- Aim -
Retype the lines of the material from the start through the line holding "filter-icon[interactable]: ▽ xyxy=(207,225,215,236)", inclusive.

◆ ◆ ◆ ◆ ◆

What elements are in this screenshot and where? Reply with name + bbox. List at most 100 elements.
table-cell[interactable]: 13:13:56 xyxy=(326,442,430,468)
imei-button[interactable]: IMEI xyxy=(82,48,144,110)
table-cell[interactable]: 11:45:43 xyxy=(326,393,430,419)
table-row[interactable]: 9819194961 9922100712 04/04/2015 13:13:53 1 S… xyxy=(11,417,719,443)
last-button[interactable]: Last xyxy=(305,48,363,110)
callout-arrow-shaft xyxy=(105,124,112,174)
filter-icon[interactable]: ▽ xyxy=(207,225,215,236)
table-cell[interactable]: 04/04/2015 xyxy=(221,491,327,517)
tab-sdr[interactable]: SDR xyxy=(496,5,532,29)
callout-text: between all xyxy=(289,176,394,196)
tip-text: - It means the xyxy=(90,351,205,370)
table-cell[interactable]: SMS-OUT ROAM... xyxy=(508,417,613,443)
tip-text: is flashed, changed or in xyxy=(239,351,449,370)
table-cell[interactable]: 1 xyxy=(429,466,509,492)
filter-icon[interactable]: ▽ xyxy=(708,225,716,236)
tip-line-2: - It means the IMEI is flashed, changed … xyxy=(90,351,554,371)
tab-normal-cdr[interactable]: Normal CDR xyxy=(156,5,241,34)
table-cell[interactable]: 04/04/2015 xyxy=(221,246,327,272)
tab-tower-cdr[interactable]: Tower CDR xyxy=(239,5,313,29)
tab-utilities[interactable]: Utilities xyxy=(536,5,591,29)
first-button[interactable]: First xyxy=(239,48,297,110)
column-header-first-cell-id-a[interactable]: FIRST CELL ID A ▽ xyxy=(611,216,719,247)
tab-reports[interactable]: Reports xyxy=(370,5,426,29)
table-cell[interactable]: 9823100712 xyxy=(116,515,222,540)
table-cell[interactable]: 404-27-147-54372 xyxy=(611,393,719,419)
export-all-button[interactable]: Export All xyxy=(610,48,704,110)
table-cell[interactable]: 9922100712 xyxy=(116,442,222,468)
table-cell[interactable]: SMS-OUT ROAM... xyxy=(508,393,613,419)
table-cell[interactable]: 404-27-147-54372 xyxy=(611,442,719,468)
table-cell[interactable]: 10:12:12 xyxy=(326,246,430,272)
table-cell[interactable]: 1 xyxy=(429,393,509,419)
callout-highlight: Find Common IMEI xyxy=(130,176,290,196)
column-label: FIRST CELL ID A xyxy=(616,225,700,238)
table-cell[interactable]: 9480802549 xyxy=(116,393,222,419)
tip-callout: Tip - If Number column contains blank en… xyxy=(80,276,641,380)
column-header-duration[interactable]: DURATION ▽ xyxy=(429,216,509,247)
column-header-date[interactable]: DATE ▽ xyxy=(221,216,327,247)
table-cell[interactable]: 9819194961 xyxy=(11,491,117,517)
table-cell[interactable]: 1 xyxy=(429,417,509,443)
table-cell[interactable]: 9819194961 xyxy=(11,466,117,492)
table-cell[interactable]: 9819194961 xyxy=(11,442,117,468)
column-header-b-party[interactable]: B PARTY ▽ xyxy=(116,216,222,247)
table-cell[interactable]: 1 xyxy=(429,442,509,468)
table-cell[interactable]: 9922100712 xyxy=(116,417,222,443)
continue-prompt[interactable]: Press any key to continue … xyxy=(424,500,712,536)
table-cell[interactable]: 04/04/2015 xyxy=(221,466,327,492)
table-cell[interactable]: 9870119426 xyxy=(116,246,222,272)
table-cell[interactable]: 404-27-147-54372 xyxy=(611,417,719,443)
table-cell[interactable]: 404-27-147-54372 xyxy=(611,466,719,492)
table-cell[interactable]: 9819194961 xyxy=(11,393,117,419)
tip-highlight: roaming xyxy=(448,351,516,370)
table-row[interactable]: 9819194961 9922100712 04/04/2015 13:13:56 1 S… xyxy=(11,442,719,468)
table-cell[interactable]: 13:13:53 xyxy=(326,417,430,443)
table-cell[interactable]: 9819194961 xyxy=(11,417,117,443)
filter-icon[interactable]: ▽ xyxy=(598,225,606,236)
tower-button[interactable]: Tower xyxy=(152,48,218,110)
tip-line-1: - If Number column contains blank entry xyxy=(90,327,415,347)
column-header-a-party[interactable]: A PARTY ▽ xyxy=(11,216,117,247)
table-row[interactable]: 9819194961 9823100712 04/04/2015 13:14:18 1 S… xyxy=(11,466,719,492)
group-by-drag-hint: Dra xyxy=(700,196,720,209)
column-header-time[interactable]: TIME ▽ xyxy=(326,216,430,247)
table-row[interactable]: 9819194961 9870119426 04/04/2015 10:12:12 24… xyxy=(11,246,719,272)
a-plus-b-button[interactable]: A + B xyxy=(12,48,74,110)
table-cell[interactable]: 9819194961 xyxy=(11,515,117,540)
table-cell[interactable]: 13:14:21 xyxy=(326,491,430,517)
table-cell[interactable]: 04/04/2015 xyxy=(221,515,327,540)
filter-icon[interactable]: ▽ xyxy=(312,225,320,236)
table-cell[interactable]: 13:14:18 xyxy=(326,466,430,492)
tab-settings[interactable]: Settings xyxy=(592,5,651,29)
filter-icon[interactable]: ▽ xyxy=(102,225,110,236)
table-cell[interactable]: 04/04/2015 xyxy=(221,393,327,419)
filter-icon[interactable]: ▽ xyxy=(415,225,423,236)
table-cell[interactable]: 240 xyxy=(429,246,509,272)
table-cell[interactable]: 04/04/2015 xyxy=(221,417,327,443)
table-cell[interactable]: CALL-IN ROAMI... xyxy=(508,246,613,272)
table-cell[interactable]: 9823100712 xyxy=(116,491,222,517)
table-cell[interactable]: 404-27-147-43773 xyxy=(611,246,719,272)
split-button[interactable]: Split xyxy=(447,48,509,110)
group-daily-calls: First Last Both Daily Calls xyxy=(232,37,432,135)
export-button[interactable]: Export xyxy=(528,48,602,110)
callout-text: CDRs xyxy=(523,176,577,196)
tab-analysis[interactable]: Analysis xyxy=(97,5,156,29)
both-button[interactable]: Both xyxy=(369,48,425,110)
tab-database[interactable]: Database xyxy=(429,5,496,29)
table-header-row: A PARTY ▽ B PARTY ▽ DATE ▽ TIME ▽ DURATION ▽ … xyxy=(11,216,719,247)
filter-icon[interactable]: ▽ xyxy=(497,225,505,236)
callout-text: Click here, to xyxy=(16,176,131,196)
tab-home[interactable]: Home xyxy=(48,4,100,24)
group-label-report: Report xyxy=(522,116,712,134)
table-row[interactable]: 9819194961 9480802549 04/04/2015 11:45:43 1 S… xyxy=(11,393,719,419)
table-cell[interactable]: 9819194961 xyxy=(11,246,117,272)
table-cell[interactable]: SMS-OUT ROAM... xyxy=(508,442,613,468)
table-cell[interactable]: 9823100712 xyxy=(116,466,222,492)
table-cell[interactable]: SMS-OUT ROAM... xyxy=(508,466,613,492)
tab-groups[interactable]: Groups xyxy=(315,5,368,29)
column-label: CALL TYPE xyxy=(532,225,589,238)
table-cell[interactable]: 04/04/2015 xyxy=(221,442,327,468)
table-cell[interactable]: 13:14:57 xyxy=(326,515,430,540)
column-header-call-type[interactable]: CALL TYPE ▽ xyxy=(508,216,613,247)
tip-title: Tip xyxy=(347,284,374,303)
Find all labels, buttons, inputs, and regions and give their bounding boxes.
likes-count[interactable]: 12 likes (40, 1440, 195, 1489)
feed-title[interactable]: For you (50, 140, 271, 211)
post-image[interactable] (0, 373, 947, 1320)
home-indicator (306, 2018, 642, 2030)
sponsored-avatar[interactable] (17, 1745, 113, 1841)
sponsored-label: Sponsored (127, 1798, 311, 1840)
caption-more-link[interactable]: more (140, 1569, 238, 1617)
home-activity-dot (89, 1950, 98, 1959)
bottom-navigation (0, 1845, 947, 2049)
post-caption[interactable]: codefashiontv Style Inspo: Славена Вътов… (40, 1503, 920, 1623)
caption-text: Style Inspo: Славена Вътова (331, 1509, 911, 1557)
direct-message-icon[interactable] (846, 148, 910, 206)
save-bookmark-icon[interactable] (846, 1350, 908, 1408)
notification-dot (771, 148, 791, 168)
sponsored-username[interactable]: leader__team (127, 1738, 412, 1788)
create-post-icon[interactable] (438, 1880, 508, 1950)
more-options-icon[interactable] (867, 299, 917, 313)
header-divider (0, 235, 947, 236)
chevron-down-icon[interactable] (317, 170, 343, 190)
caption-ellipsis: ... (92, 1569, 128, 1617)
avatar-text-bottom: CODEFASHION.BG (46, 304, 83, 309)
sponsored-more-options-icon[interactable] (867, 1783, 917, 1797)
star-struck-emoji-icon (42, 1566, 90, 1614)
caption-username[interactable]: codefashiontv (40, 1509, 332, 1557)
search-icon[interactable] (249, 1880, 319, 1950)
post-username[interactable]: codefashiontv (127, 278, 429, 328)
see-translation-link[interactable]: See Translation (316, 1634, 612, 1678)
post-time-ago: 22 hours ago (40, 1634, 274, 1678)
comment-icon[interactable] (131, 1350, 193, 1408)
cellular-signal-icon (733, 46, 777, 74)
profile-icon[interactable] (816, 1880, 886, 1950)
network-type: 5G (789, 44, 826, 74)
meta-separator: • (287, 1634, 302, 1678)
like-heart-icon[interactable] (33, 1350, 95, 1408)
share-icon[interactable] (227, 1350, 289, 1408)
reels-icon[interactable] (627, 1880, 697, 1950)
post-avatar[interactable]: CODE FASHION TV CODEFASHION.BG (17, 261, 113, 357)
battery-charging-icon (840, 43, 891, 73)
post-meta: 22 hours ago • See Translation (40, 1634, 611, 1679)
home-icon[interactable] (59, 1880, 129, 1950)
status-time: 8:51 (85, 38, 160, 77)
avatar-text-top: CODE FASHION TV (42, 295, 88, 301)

◆ ◆ ◆ ◆ ◆

- Response to the exercise -
What elements are in this screenshot and where? Reply with name + bbox. List at most 100 elements.
table-cell[interactable]: 13:13:56 xyxy=(326,442,430,468)
imei-button[interactable]: IMEI xyxy=(82,48,144,110)
table-cell[interactable]: 11:45:43 xyxy=(326,393,430,419)
table-row[interactable]: 9819194961 9922100712 04/04/2015 13:13:53 1 S… xyxy=(11,417,719,443)
last-button[interactable]: Last xyxy=(305,48,363,110)
callout-arrow-shaft xyxy=(105,124,112,174)
filter-icon[interactable]: ▽ xyxy=(207,225,215,236)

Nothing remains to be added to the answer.